Short problem:
Without omitting anything, retype the data that follows.

- - -

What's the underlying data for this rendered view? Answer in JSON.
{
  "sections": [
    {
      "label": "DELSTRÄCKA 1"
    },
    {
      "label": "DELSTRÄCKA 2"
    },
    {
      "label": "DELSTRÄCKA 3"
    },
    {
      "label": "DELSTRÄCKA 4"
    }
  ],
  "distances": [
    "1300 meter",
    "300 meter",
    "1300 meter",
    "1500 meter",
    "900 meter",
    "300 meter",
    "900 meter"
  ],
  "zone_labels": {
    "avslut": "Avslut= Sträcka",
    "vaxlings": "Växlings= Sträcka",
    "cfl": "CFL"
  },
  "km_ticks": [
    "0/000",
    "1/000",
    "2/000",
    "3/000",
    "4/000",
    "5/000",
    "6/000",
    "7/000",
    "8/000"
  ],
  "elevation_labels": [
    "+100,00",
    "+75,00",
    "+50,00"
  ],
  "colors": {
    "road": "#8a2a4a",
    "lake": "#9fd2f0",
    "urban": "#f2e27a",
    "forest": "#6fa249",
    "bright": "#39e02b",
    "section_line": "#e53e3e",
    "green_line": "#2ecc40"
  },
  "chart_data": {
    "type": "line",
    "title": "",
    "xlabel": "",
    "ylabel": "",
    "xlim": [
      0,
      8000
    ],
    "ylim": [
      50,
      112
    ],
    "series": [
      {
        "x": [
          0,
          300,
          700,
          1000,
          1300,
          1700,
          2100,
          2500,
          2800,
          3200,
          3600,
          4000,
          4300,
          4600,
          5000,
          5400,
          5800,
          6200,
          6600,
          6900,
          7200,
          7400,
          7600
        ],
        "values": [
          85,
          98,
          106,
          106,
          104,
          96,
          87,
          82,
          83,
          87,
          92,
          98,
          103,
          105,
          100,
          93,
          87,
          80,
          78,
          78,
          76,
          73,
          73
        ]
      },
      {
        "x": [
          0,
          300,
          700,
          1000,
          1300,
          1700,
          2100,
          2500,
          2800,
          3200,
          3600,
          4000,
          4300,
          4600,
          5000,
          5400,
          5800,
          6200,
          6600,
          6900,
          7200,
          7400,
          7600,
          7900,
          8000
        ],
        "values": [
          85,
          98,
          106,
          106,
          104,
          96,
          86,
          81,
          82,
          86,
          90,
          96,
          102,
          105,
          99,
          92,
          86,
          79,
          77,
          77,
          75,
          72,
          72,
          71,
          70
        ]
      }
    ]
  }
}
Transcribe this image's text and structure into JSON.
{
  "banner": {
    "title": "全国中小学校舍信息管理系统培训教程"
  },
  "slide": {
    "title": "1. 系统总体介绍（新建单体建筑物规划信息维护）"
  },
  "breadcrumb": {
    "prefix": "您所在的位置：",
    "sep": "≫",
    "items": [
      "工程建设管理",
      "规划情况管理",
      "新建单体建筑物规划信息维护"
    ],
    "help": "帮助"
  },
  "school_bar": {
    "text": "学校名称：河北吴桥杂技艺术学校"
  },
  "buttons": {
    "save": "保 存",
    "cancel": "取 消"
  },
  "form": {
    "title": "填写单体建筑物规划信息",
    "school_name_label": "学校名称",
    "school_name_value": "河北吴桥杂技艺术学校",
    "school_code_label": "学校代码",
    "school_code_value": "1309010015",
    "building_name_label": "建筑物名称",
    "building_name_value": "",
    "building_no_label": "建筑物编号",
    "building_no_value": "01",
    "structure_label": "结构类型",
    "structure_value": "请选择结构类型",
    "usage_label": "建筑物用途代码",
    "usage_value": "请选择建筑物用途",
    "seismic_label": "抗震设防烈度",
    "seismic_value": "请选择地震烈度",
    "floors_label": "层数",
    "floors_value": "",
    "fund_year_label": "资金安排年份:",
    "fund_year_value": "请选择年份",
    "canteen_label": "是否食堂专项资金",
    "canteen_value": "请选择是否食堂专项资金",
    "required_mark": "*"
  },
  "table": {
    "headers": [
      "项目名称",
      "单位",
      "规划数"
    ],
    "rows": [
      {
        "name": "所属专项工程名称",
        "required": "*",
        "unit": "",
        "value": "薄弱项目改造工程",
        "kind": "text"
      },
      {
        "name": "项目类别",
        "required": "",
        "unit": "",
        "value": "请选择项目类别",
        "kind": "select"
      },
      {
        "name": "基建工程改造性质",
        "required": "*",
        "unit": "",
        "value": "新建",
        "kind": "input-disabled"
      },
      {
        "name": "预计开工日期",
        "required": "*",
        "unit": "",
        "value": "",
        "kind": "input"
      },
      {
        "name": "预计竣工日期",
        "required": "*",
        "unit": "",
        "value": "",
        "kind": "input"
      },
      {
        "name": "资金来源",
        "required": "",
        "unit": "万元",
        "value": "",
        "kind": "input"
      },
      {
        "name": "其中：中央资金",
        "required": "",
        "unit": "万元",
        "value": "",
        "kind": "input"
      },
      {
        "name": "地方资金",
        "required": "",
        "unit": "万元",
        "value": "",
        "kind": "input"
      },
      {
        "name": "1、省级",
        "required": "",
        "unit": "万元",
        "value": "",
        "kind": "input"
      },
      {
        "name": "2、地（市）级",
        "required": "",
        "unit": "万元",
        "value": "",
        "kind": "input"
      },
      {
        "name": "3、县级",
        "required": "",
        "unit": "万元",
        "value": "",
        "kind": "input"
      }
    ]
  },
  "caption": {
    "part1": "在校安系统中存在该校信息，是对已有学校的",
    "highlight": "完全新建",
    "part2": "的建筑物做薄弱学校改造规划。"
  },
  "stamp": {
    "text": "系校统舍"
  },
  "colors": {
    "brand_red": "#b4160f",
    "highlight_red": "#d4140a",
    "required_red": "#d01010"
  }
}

- - -

Expected answer:
What's the underlying data for this rendered view? Answer in JSON.
{
  "sections": [
    {
      "label": "DELSTRÄCKA 1"
    },
    {
      "label": "DELSTRÄCKA 2"
    },
    {
      "label": "DELSTRÄCKA 3"
    },
    {
      "label": "DELSTRÄCKA 4"
    }
  ],
  "distances": [
    "1300 meter",
    "300 meter",
    "1300 meter",
    "1500 meter",
    "900 meter",
    "300 meter",
    "900 meter"
  ],
  "zone_labels": {
    "avslut": "Avslut= Sträcka",
    "vaxlings": "Växlings= Sträcka",
    "cfl": "CFL"
  },
  "km_ticks": [
    "0/000",
    "1/000",
    "2/000",
    "3/000",
    "4/000",
    "5/000",
    "6/000",
    "7/000",
    "8/000"
  ],
  "elevation_labels": [
    "+100,00",
    "+75,00",
    "+50,00"
  ],
  "colors": {
    "road": "#8a2a4a",
    "lake": "#9fd2f0",
    "urban": "#f2e27a",
    "forest": "#6fa249",
    "bright": "#39e02b",
    "section_line": "#e53e3e",
    "green_line": "#2ecc40"
  },
  "chart_data": {
    "type": "line",
    "title": "",
    "xlabel": "",
    "ylabel": "",
    "xlim": [
      0,
      8000
    ],
    "ylim": [
      50,
      112
    ],
    "series": [
      {
        "x": [
          0,
          300,
          700,
          1000,
          1300,
          1700,
          2100,
          2500,
          2800,
          3200,
          3600,
          4000,
          4300,
          4600,
          5000,
          5400,
          5800,
          6200,
          6600,
          6900,
          7200,
          7400,
          7600
        ],
        "values": [
          85,
          98,
          106,
          106,
          104,
          96,
          87,
          82,
          83,
          87,
          92,
          98,
          103,
          105,
          100,
          93,
          87,
          80,
          78,
          78,
          76,
          73,
          73
        ]
      },
      {
        "x": [
          0,
          300,
          700,
          1000,
          1300,
          1700,
          2100,
          2500,
          2800,
          3200,
          3600,
          4000,
          4300,
          4600,
          5000,
          5400,
          5800,
          6200,
          6600,
          6900,
          7200,
          7400,
          7600,
          7900,
          8000
        ],
        "values": [
          85,
          98,
          106,
          106,
          104,
          96,
          86,
          81,
          82,
          86,
          90,
          96,
          102,
          105,
          99,
          92,
          86,
          79,
          77,
          77,
          75,
          72,
          72,
          71,
          70
        ]
      }
    ]
  }
}
Transcribe this image's text and structure into JSON.
{
  "banner": {
    "title": "全国中小学校舍信息管理系统培训教程"
  },
  "slide": {
    "title": "1. 系统总体介绍（新建单体建筑物规划信息维护）"
  },
  "breadcrumb": {
    "prefix": "您所在的位置：",
    "sep": "≫",
    "items": [
      "工程建设管理",
      "规划情况管理",
      "新建单体建筑物规划信息维护"
    ],
    "help": "帮助"
  },
  "school_bar": {
    "text": "学校名称：河北吴桥杂技艺术学校"
  },
  "buttons": {
    "save": "保 存",
    "cancel": "取 消"
  },
  "form": {
    "title": "填写单体建筑物规划信息",
    "school_name_label": "学校名称",
    "school_name_value": "河北吴桥杂技艺术学校",
    "school_code_label": "学校代码",
    "school_code_value": "1309010015",
    "building_name_label": "建筑物名称",
    "building_name_value": "",
    "building_no_label": "建筑物编号",
    "building_no_value": "01",
    "structure_label": "结构类型",
    "structure_value": "请选择结构类型",
    "usage_label": "建筑物用途代码",
    "usage_value": "请选择建筑物用途",
    "seismic_label": "抗震设防烈度",
    "seismic_value": "请选择地震烈度",
    "floors_label": "层数",
    "floors_value": "",
    "fund_year_label": "资金安排年份:",
    "fund_year_value": "请选择年份",
    "canteen_label": "是否食堂专项资金",
    "canteen_value": "请选择是否食堂专项资金",
    "required_mark": "*"
  },
  "table": {
    "headers": [
      "项目名称",
      "单位",
      "规划数"
    ],
    "rows": [
      {
        "name": "所属专项工程名称",
        "required": "*",
        "unit": "",
        "value": "薄弱项目改造工程",
        "kind": "text"
      },
      {
        "name": "项目类别",
        "required": "",
        "unit": "",
        "value": "请选择项目类别",
        "kind": "select"
      },
      {
        "name": "基建工程改造性质",
        "required": "*",
        "unit": "",
        "value": "新建",
        "kind": "input-disabled"
      },
      {
        "name": "预计开工日期",
        "required": "*",
        "unit": "",
        "value": "",
        "kind": "input"
      },
      {
        "name": "预计竣工日期",
        "required": "*",
        "unit": "",
        "value": "",
        "kind": "input"
      },
      {
        "name": "资金来源",
        "required": "",
        "unit": "万元",
        "value": "",
        "kind": "input"
      },
      {
        "name": "其中：中央资金",
        "required": "",
        "unit": "万元",
        "value": "",
        "kind": "input"
      },
      {
        "name": "地方资金",
        "required": "",
        "unit": "万元",
        "value": "",
        "kind": "input"
      },
      {
        "name": "1、省级",
        "required": "",
        "unit": "万元",
        "value": "",
        "kind": "input"
      },
      {
        "name": "2、地（市）级",
        "required": "",
        "unit": "万元",
        "value": "",
        "kind": "input"
      },
      {
        "name": "3、县级",
        "required": "",
        "unit": "万元",
        "value": "",
        "kind": "input"
      }
    ]
  },
  "caption": {
    "part1": "在校安系统中存在该校信息，是对已有学校的",
    "highlight": "完全新建",
    "part2": "的建筑物做薄弱学校改造规划。"
  },
  "stamp": {
    "text": "系校统舍"
  },
  "colors": {
    "brand_red": "#b4160f",
    "highlight_red": "#d4140a",
    "required_red": "#d01010"
  }
}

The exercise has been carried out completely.